AIM OF THE TASK:
Below are the records; reproduce all of them exactly but without any images.

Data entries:
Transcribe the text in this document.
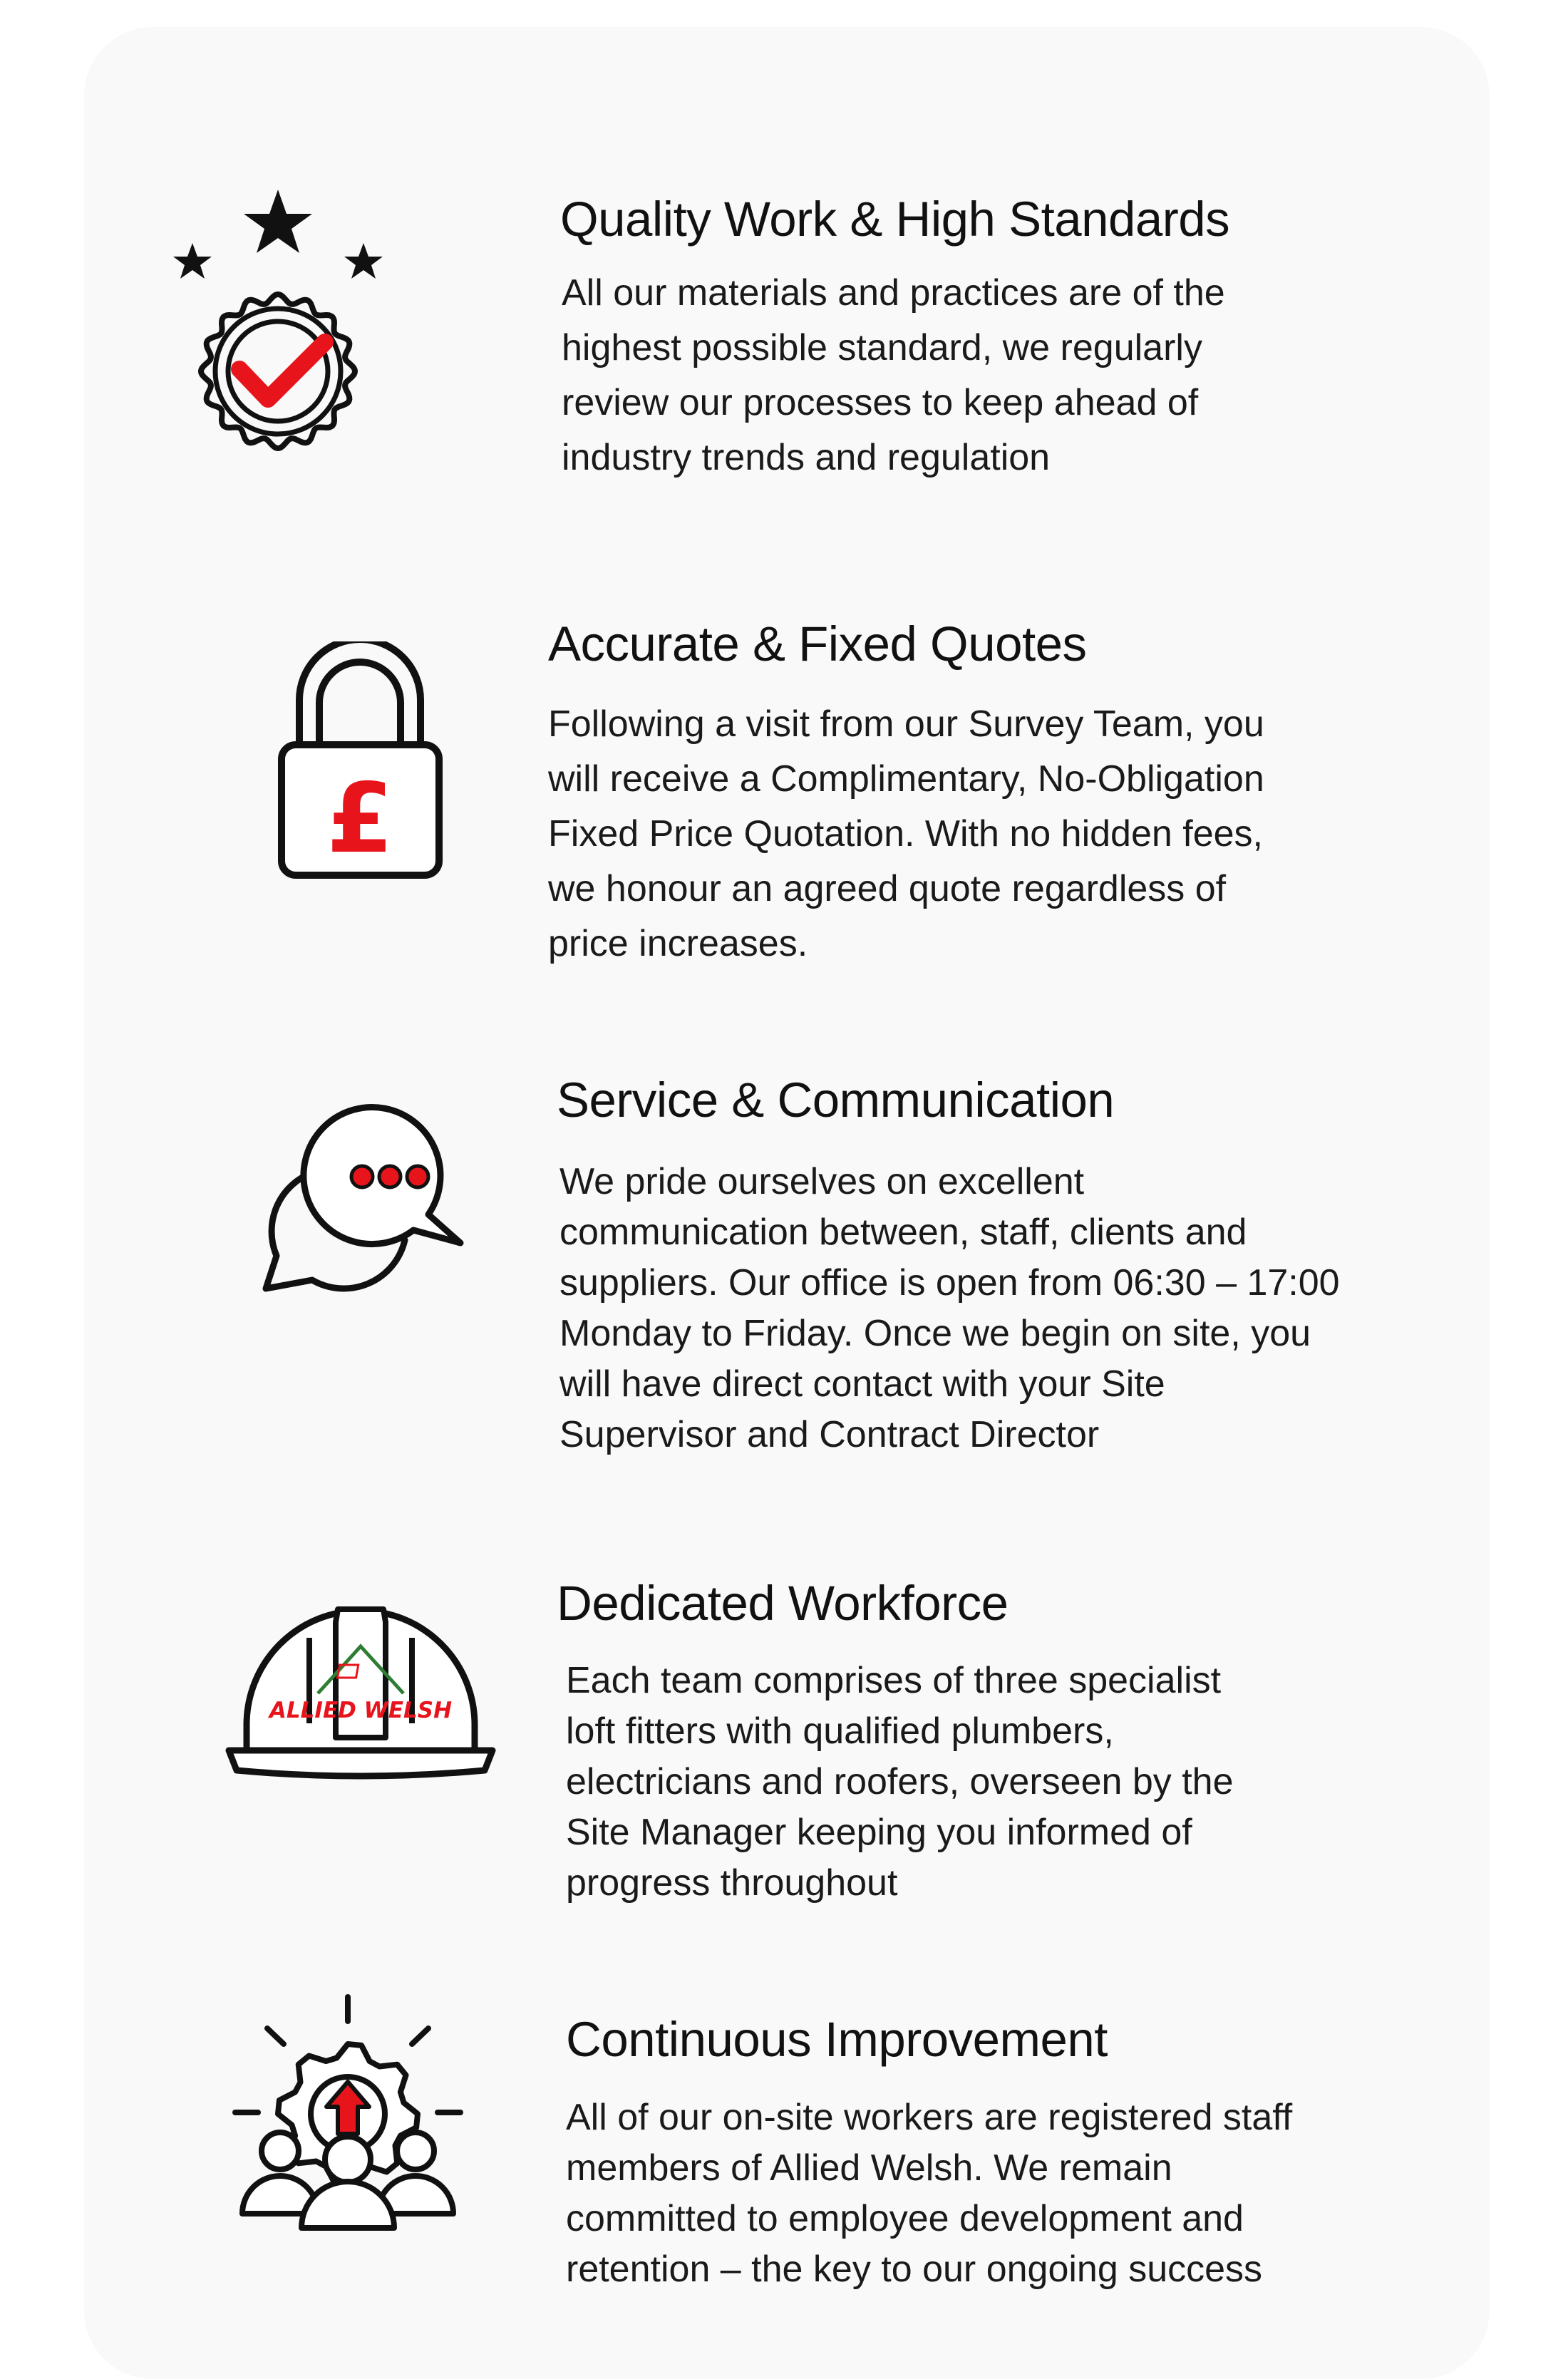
Quality Work & High Standards

All our materials and practices are of the
highest possible standard, we regularly
review our processes to keep ahead of
industry trends and regulation

£
Accurate & Fixed Quotes

Following a visit from our Survey Team, you
will receive a Complimentary, No-Obligation
Fixed Price Quotation. With no hidden fees,
we honour an agreed quote regardless of
price increases.

Service & Communication

We pride ourselves on excellent
communication between, staff, clients and
suppliers. Our office is open from 06:30 – 17:00
Monday to Friday. Once we begin on site, you
will have direct contact with your Site
Supervisor and Contract Director

ALLIED WELSH
Dedicated Workforce

Each team comprises of three specialist
loft fitters with qualified plumbers,
electricians and roofers, overseen by the
Site Manager keeping you informed of
progress throughout

Continuous Improvement

All of our on-site workers are registered staff
members of Allied Welsh. We remain
committed to employee development and
retention – the key to our ongoing success
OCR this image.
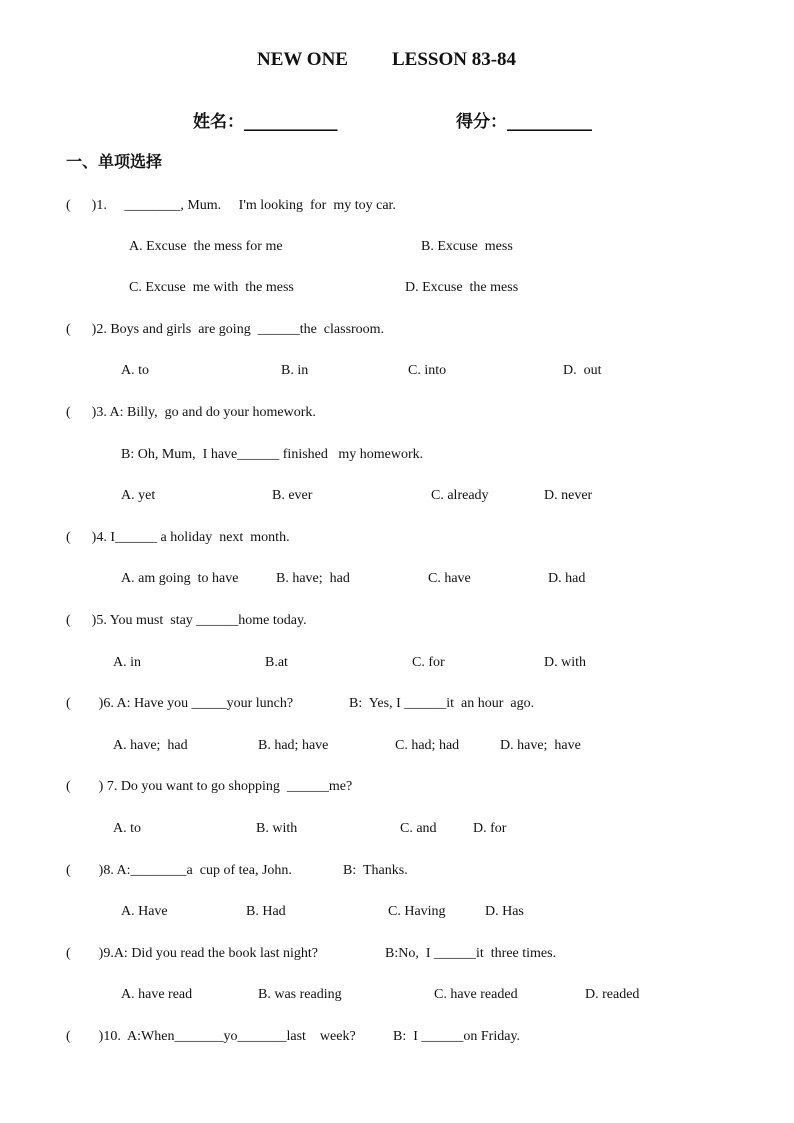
NEW ONE LESSON 83-84
姓名：___________	得分：__________
一、单项选择
(      )1.     ________, Mum.     I'm looking  for  my toy car.
A. Excuse  the mess for me	B. Excuse  mess
C. Excuse  me with  the mess	D. Excuse  the mess
(      )2. Boys and girls  are going  ______the  classroom.
A. to	B. in	C. into	D.  out
(      )3. A: Billy,  go and do your homework.
B: Oh, Mum,  I have______ finished   my homework.
A. yet	B. ever	C. already	D. never
(      )4. I______ a holiday  next  month.
A. am going  to have	B. have;  had	C. have	D. had
(      )5. You must  stay ______home today.
A. in	B.at	C. for	D. with
(        )6. A: Have you _____your lunch?	B:  Yes, I ______it  an hour  ago.
A. have;  had	B. had; have	C. had; had	D. have;  have
(        ) 7. Do you want to go shopping  ______me?
A. to	B. with	C. and	D. for
(        )8. A:________a  cup of tea, John.	B:  Thanks.
A. Have	B. Had	C. Having	D. Has
(        )9.A: Did you read the book last night?	B:No,  I ______it  three times.
A. have read	B. was reading	C. have readed	D. readed
(        )10.  A:When_______yo_______last    week?	B:  I ______on Friday.
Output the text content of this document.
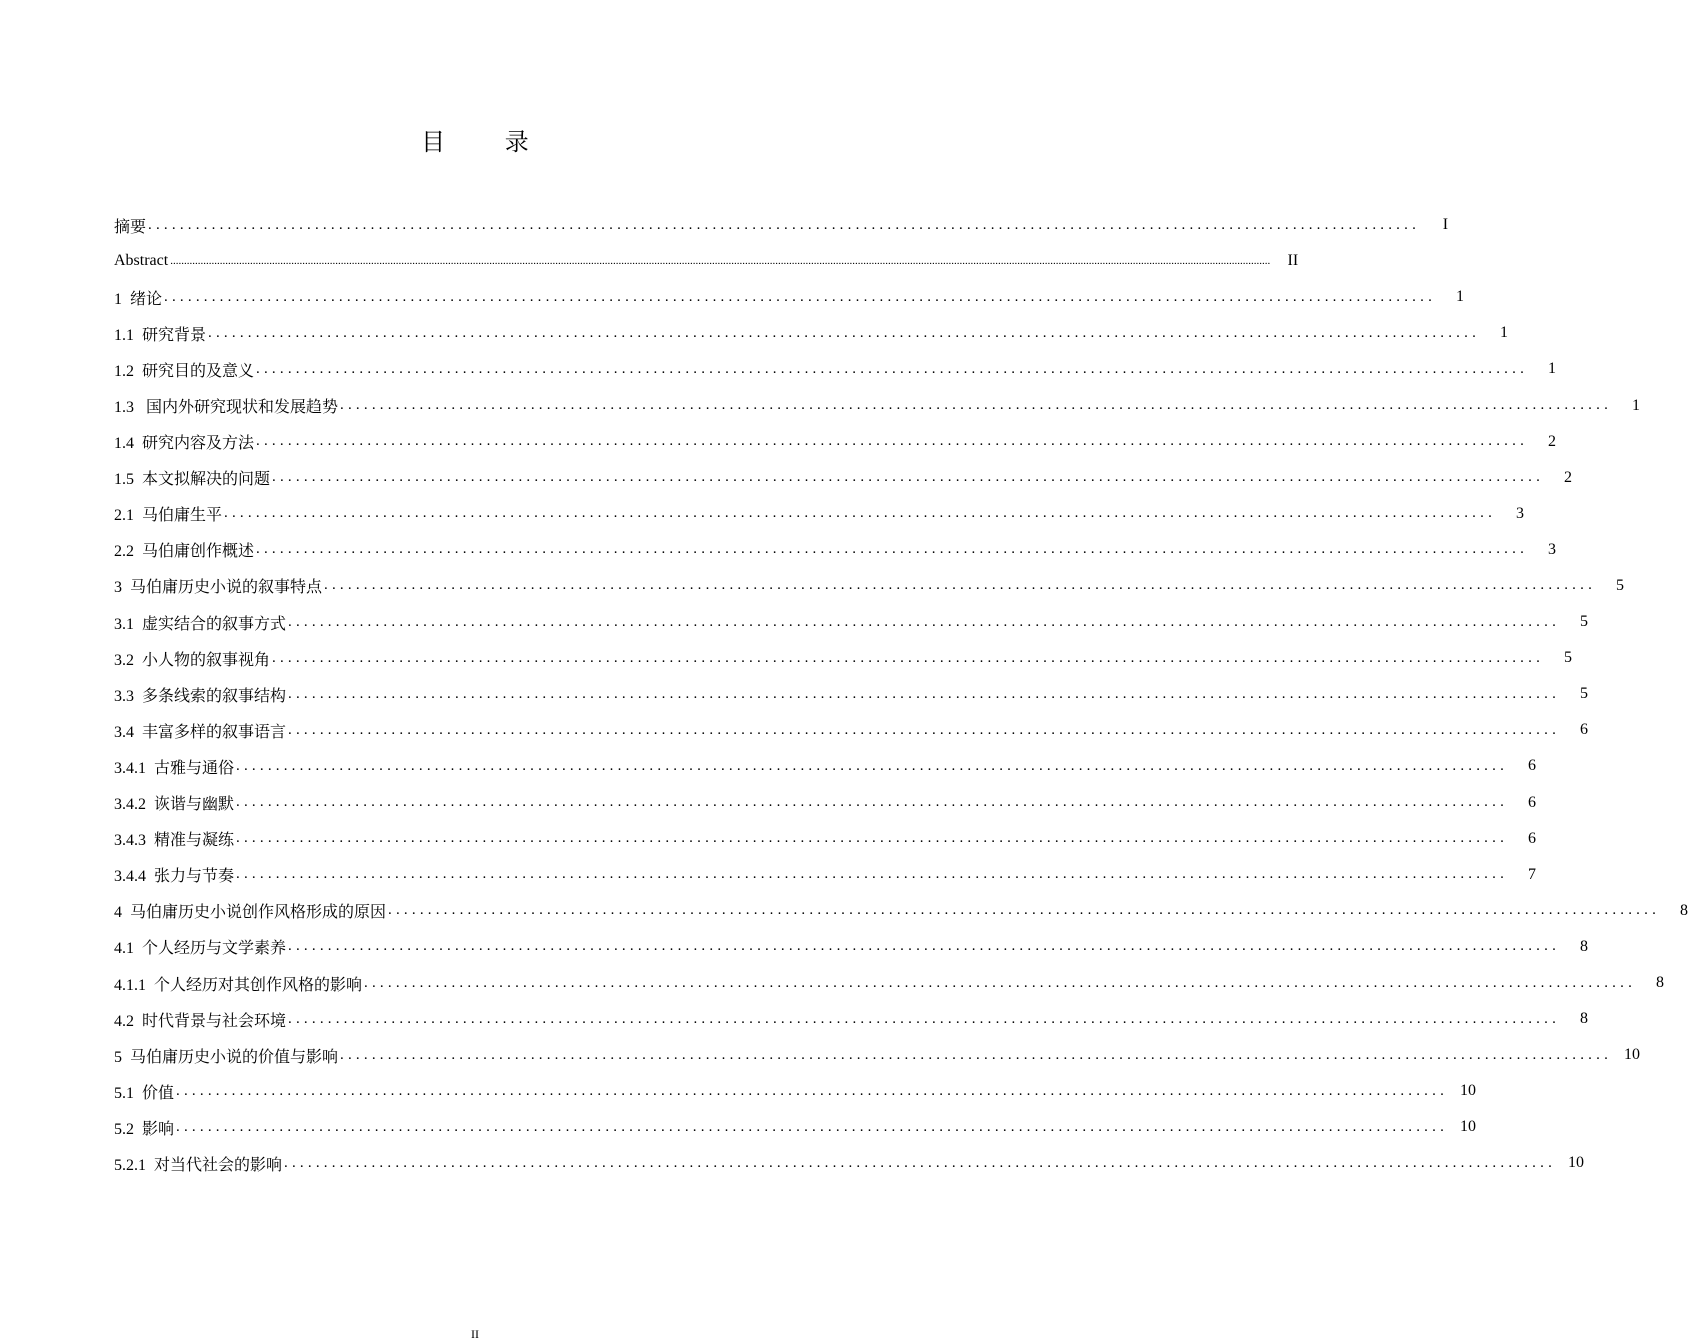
目 录
摘要 ................................................................................................................................................................	I
Abstract ................................................................................................................................................................................................................................................................................................................................................................................................................	II
1 绪论 ................................................................................................................................................................	1
1.1 研究背景 ................................................................................................................................................................	1
1.2 研究目的及意义 ................................................................................................................................................................	1
1.3 国内外研究现状和发展趋势 ................................................................................................................................................................	1
1.4 研究内容及方法 ................................................................................................................................................................	2
1.5 本文拟解决的问题 ................................................................................................................................................................	2
2.1 马伯庸生平 ................................................................................................................................................................	3
2.2 马伯庸创作概述 ................................................................................................................................................................	3
3 马伯庸历史小说的叙事特点 ................................................................................................................................................................	5
3.1 虚实结合的叙事方式 ................................................................................................................................................................	5
3.2 小人物的叙事视角 ................................................................................................................................................................	5
3.3 多条线索的叙事结构 ................................................................................................................................................................	5
3.4 丰富多样的叙事语言 ................................................................................................................................................................	6
3.4.1 古雅与通俗 ................................................................................................................................................................	6
3.4.2 诙谐与幽默 ................................................................................................................................................................	6
3.4.3 精准与凝练 ................................................................................................................................................................	6
3.4.4 张力与节奏 ................................................................................................................................................................	7
4 马伯庸历史小说创作风格形成的原因 ................................................................................................................................................................	8
4.1 个人经历与文学素养 ................................................................................................................................................................	8
4.1.1 个人经历对其创作风格的影响 ................................................................................................................................................................	8
4.2 时代背景与社会环境 ................................................................................................................................................................	8
5 马伯庸历史小说的价值与影响 ................................................................................................................................................................ 10
5.1 价值 ................................................................................................................................................................ 10
5.2 影响 ................................................................................................................................................................ 10
5.2.1 对当代社会的影响 ................................................................................................................................................................ 10
II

RESULT BELOW:
Transcribe the text in this document.
Quality Work & High Standards

All our materials and practices are of the
highest possible standard, we regularly
review our processes to keep ahead of
industry trends and regulation

£
Accurate & Fixed Quotes

Following a visit from our Survey Team, you
will receive a Complimentary, No-Obligation
Fixed Price Quotation. With no hidden fees,
we honour an agreed quote regardless of
price increases.

Service & Communication

We pride ourselves on excellent
communication between, staff, clients and
suppliers. Our office is open from 06:30 – 17:00
Monday to Friday. Once we begin on site, you
will have direct contact with your Site
Supervisor and Contract Director

ALLIED WELSH
Dedicated Workforce

Each team comprises of three specialist
loft fitters with qualified plumbers,
electricians and roofers, overseen by the
Site Manager keeping you informed of
progress throughout

Continuous Improvement

All of our on-site workers are registered staff
members of Allied Welsh. We remain
committed to employee development and
retention – the key to our ongoing success
OCR this image.
NEW ONE LESSON 83-84
姓名：___________	得分：__________
一、单项选择
(      )1.     ________, Mum.     I'm looking  for  my toy car.
A. Excuse  the mess for me	B. Excuse  mess
C. Excuse  me with  the mess	D. Excuse  the mess
(      )2. Boys and girls  are going  ______the  classroom.
A. to	B. in	C. into	D.  out
(      )3. A: Billy,  go and do your homework.
B: Oh, Mum,  I have______ finished   my homework.
A. yet	B. ever	C. already	D. never
(      )4. I______ a holiday  next  month.
A. am going  to have	B. have;  had	C. have	D. had
(      )5. You must  stay ______home today.
A. in	B.at	C. for	D. with
(        )6. A: Have you _____your lunch?	B:  Yes, I ______it  an hour  ago.
A. have;  had	B. had; have	C. had; had	D. have;  have
(        ) 7. Do you want to go shopping  ______me?
A. to	B. with	C. and	D. for
(        )8. A:________a  cup of tea, John.	B:  Thanks.
A. Have	B. Had	C. Having	D. Has
(        )9.A: Did you read the book last night?	B:No,  I ______it  three times.
A. have read	B. was reading	C. have readed	D. readed
(        )10.  A:When_______yo_______last    week?	B:  I ______on Friday.
Output the text content of this document.
目 录
摘要 ................................................................................................................................................................	I
Abstract ................................................................................................................................................................................................................................................................................................................................................................................................................	II
1 绪论 ................................................................................................................................................................	1
1.1 研究背景 ................................................................................................................................................................	1
1.2 研究目的及意义 ................................................................................................................................................................	1
1.3 国内外研究现状和发展趋势 ................................................................................................................................................................	1
1.4 研究内容及方法 ................................................................................................................................................................	2
1.5 本文拟解决的问题 ................................................................................................................................................................	2
2.1 马伯庸生平 ................................................................................................................................................................	3
2.2 马伯庸创作概述 ................................................................................................................................................................	3
3 马伯庸历史小说的叙事特点 ................................................................................................................................................................	5
3.1 虚实结合的叙事方式 ................................................................................................................................................................	5
3.2 小人物的叙事视角 ................................................................................................................................................................	5
3.3 多条线索的叙事结构 ................................................................................................................................................................	5
3.4 丰富多样的叙事语言 ................................................................................................................................................................	6
3.4.1 古雅与通俗 ................................................................................................................................................................	6
3.4.2 诙谐与幽默 ................................................................................................................................................................	6
3.4.3 精准与凝练 ................................................................................................................................................................	6
3.4.4 张力与节奏 ................................................................................................................................................................	7
4 马伯庸历史小说创作风格形成的原因 ................................................................................................................................................................	8
4.1 个人经历与文学素养 ................................................................................................................................................................	8
4.1.1 个人经历对其创作风格的影响 ................................................................................................................................................................	8
4.2 时代背景与社会环境 ................................................................................................................................................................	8
5 马伯庸历史小说的价值与影响 ................................................................................................................................................................ 10
5.1 价值 ................................................................................................................................................................ 10
5.2 影响 ................................................................................................................................................................ 10
5.2.1 对当代社会的影响 ................................................................................................................................................................ 10
II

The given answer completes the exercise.